- [Exercise directions]: Report every line below that holds the word "text".

- [Data for this exercise]:
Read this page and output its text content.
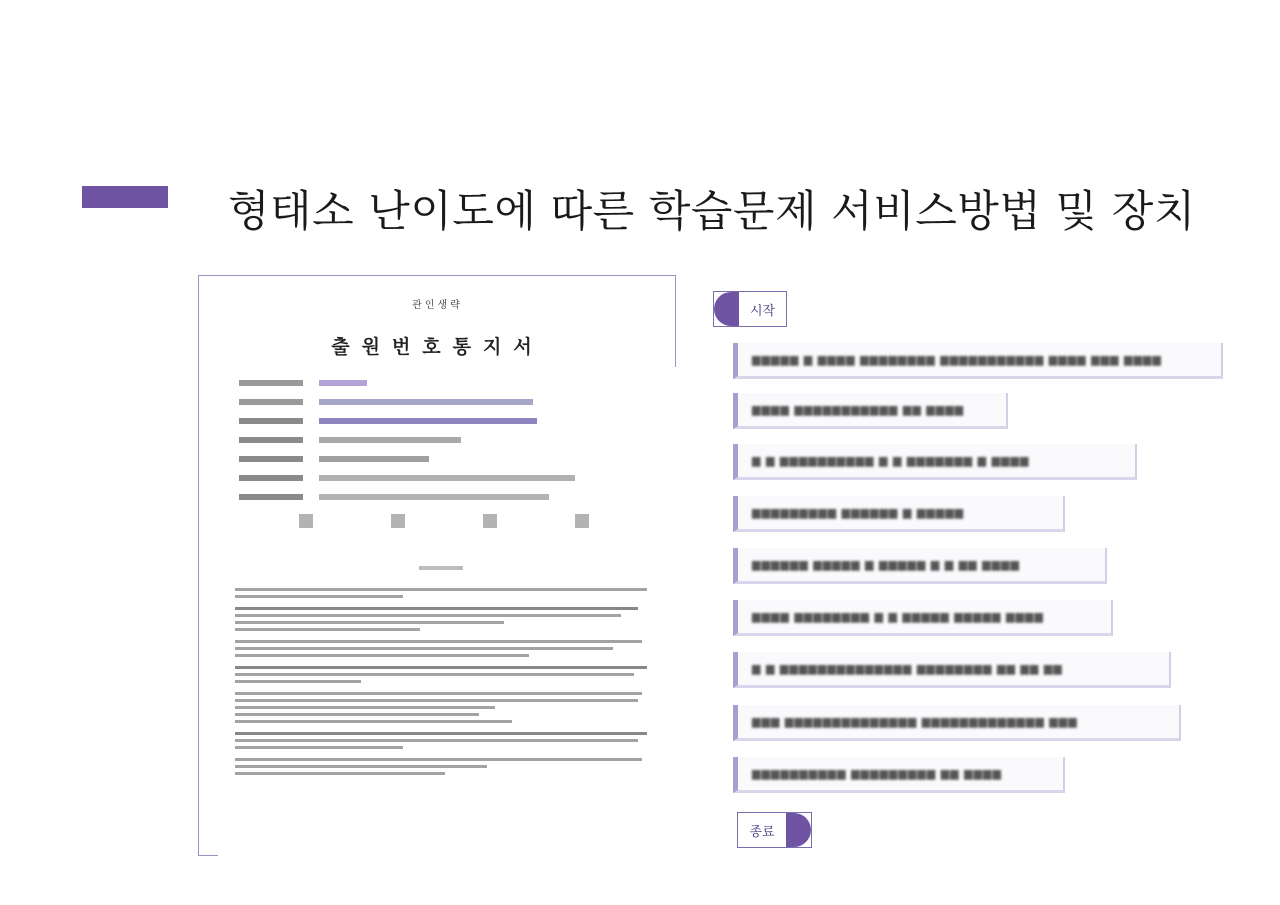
형태소 난이도에 따른 학습문제 서비스방법 및 장치
관인생략
출원번호통지서
시작
▆▆▆▆▆ ▆ ▆▆▆▆ ▆▆▆▆▆▆▆▆ ▆▆▆▆▆▆▆▆▆▆▆ ▆▆▆▆ ▆▆▆ ▆▆▆▆
▆▆▆▆ ▆▆▆▆▆▆▆▆▆▆▆ ▆▆ ▆▆▆▆
▆ ▆ ▆▆▆▆▆▆▆▆▆▆ ▆ ▆ ▆▆▆▆▆▆▆ ▆ ▆▆▆▆
▆▆▆▆▆▆▆▆▆ ▆▆▆▆▆▆ ▆ ▆▆▆▆▆
▆▆▆▆▆▆ ▆▆▆▆▆ ▆ ▆▆▆▆▆ ▆ ▆ ▆▆ ▆▆▆▆
▆▆▆▆ ▆▆▆▆▆▆▆▆ ▆ ▆ ▆▆▆▆▆ ▆▆▆▆▆ ▆▆▆▆
▆ ▆ ▆▆▆▆▆▆▆▆▆▆▆▆▆▆ ▆▆▆▆▆▆▆▆ ▆▆ ▆▆ ▆▆
▆▆▆ ▆▆▆▆▆▆▆▆▆▆▆▆▆▆ ▆▆▆▆▆▆▆▆▆▆▆▆▆ ▆▆▆
▆▆▆▆▆▆▆▆▆▆ ▆▆▆▆▆▆▆▆▆ ▆▆ ▆▆▆▆
종료
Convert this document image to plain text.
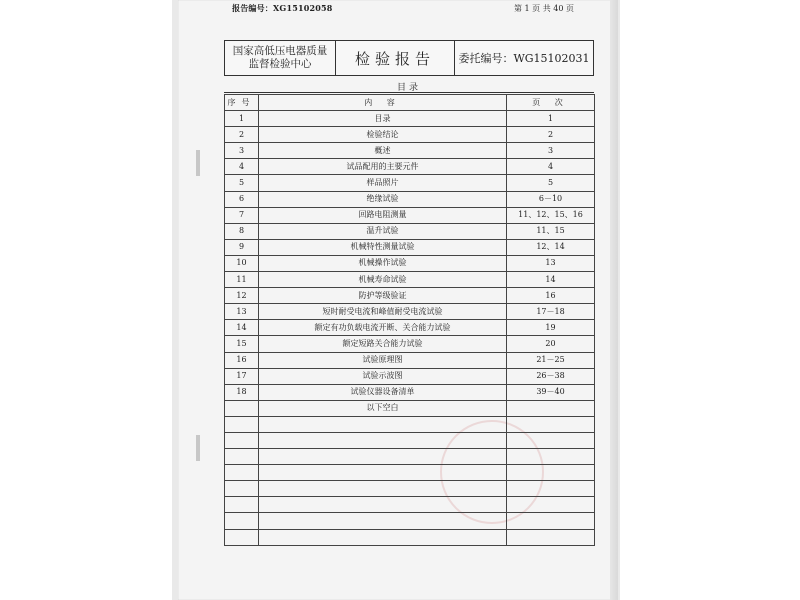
报告编号：XG15102058	第 1 页 共 40 页
国家高低压电器质量
监督检验中心	检验报告	委托编号：WG15102031
目录
序号	内 容	页 次
1	目录	1
2	检验结论	2
3	概述	3
4	试品配用的主要元件	4
5	样品照片	5
6	绝缘试验	6－10
7	回路电阻测量	11、12、15、16
8	温升试验	11、15
9	机械特性测量试验	12、14
10	机械操作试验	13
11	机械寿命试验	14
12	防护等级验证	16
13	短时耐受电流和峰值耐受电流试验	17－18
14	额定有功负载电流开断、关合能力试验	19
15	额定短路关合能力试验	20
16	试验原理图	21－25
17	试验示波图	26－38
18	试验仪器设备清单	39－40
	以下空白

- [Response for this exercise]:
Read this page and output its text content.
Convert this document image to plain text.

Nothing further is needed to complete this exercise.